Stored entries
--- begin ---
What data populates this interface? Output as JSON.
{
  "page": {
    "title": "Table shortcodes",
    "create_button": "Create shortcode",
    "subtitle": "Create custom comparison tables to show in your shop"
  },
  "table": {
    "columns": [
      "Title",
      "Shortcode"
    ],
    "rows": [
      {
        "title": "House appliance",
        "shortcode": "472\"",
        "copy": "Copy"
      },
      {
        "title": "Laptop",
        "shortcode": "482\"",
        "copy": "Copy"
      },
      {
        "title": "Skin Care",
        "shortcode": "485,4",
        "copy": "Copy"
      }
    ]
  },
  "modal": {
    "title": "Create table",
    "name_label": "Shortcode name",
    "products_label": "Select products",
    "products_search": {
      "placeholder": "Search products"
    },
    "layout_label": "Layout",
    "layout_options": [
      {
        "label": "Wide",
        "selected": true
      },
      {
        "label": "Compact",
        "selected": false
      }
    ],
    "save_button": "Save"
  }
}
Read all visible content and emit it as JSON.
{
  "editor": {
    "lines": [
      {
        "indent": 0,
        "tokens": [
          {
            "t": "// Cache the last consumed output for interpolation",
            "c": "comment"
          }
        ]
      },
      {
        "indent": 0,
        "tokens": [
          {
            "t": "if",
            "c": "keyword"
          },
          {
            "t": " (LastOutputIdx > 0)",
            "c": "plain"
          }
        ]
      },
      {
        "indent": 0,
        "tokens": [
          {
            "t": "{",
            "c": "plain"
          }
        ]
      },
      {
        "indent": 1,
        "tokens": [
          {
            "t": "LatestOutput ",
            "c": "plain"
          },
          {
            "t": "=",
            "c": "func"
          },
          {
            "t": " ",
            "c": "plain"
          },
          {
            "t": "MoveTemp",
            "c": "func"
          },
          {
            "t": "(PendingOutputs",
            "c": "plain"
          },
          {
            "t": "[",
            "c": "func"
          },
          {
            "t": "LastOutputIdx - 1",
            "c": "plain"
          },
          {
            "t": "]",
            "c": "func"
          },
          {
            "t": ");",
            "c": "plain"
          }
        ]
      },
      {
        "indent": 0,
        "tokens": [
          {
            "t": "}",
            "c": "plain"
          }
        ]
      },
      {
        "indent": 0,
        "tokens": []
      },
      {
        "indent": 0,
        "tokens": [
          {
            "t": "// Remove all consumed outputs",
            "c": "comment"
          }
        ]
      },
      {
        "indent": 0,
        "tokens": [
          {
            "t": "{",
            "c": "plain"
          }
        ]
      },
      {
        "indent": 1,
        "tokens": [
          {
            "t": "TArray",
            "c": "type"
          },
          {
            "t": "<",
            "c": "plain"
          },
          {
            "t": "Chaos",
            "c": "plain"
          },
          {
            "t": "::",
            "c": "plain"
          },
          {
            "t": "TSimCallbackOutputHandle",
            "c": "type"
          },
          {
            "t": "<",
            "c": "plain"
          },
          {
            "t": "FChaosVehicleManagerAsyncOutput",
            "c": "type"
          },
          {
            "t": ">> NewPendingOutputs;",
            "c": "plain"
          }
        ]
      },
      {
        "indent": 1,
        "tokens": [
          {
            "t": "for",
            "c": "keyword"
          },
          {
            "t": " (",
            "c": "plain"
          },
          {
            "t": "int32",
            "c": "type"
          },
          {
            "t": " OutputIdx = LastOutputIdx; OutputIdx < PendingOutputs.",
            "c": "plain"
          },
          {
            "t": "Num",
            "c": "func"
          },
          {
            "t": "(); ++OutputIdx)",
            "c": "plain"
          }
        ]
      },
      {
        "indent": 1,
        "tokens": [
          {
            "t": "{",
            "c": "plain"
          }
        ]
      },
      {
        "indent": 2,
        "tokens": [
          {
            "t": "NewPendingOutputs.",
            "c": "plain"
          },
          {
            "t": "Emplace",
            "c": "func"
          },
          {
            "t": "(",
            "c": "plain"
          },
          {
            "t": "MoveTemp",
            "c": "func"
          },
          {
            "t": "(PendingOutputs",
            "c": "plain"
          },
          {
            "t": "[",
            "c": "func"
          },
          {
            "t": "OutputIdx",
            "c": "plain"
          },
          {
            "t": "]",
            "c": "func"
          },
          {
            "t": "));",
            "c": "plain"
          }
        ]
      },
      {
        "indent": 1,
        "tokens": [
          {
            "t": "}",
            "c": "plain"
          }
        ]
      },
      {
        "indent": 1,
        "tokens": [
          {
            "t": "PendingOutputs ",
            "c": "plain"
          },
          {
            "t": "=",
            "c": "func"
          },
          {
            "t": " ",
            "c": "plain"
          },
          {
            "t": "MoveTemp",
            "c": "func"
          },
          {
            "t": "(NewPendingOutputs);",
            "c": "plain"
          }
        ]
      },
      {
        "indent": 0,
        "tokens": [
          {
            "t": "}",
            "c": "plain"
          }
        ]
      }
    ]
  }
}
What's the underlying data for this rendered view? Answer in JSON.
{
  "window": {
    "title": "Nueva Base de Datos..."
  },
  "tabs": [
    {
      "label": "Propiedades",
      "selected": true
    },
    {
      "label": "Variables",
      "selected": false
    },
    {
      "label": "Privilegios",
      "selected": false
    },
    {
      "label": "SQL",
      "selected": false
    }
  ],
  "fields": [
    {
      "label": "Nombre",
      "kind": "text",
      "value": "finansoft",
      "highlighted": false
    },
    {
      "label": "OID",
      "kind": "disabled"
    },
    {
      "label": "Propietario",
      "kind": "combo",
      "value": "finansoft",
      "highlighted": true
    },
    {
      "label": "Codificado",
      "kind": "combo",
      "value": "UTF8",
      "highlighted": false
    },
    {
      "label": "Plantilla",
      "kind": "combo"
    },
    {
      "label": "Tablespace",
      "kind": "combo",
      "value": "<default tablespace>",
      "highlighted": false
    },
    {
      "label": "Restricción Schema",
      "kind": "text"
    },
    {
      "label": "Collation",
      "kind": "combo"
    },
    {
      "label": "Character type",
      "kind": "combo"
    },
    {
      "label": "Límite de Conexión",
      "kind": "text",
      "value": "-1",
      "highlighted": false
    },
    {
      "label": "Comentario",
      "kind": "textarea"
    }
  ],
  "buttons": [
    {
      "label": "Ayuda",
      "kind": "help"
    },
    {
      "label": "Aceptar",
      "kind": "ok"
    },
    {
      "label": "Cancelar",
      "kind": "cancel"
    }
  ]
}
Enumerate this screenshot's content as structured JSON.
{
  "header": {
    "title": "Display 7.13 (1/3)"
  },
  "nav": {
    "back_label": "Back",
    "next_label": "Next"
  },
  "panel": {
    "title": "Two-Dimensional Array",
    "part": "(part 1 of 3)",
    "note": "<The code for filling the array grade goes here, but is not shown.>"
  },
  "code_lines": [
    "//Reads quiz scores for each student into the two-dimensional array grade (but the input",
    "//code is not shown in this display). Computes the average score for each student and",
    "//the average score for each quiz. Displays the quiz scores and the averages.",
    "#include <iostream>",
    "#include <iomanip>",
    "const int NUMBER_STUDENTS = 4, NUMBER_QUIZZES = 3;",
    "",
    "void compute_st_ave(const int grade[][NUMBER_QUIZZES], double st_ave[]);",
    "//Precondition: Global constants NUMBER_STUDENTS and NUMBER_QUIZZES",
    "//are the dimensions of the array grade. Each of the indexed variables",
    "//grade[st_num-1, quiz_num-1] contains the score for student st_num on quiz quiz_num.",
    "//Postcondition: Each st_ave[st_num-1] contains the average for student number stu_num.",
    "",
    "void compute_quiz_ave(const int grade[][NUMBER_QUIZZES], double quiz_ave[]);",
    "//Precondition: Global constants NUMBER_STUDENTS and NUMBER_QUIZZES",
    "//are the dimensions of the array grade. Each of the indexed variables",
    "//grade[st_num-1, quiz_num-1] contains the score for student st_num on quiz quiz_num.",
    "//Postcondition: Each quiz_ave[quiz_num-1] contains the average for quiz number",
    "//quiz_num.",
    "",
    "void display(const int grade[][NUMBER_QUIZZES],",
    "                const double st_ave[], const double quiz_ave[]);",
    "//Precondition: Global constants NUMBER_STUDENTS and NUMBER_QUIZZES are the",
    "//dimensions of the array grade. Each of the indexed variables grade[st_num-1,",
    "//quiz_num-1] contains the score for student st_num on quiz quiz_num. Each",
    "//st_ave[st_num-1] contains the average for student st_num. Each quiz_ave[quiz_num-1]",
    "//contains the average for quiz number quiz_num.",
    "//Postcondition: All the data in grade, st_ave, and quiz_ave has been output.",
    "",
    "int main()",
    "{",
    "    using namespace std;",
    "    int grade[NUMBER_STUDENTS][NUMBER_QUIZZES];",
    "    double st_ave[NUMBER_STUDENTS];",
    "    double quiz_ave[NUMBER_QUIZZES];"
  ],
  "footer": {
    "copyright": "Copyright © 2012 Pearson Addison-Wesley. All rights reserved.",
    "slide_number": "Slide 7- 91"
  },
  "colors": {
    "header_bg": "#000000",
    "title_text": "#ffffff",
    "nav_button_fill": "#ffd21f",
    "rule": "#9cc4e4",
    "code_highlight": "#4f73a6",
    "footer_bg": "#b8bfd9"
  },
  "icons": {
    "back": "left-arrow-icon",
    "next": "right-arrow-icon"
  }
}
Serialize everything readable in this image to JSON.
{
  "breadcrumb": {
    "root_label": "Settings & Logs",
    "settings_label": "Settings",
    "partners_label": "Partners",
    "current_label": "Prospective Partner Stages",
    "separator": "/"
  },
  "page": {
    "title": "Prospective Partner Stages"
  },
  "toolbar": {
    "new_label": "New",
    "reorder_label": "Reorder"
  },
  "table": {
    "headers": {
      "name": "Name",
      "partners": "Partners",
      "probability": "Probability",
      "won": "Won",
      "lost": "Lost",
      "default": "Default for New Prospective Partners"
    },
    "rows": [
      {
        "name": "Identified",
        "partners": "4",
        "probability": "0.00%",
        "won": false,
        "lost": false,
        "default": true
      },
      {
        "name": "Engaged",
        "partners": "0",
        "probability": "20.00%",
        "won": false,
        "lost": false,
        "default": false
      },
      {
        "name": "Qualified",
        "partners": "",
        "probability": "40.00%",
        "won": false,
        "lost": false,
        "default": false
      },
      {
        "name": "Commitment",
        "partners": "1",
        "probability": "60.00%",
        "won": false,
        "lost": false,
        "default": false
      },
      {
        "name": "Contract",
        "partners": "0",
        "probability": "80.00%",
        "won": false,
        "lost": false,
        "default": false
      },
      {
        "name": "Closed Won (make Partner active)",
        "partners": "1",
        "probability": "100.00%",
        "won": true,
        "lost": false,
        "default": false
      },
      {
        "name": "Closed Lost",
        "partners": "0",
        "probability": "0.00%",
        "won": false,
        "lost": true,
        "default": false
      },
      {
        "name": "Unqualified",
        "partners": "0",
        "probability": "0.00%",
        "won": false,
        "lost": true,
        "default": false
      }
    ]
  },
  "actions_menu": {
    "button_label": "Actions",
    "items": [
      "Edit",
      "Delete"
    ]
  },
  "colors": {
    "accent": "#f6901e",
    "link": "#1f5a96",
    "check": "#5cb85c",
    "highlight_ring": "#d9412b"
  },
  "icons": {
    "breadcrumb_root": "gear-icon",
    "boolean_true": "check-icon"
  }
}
--- end ---
**Work instructions:** Among the entries, how many lines include the word "data"? Answer with a single number and nothing further.

**Task result:** 3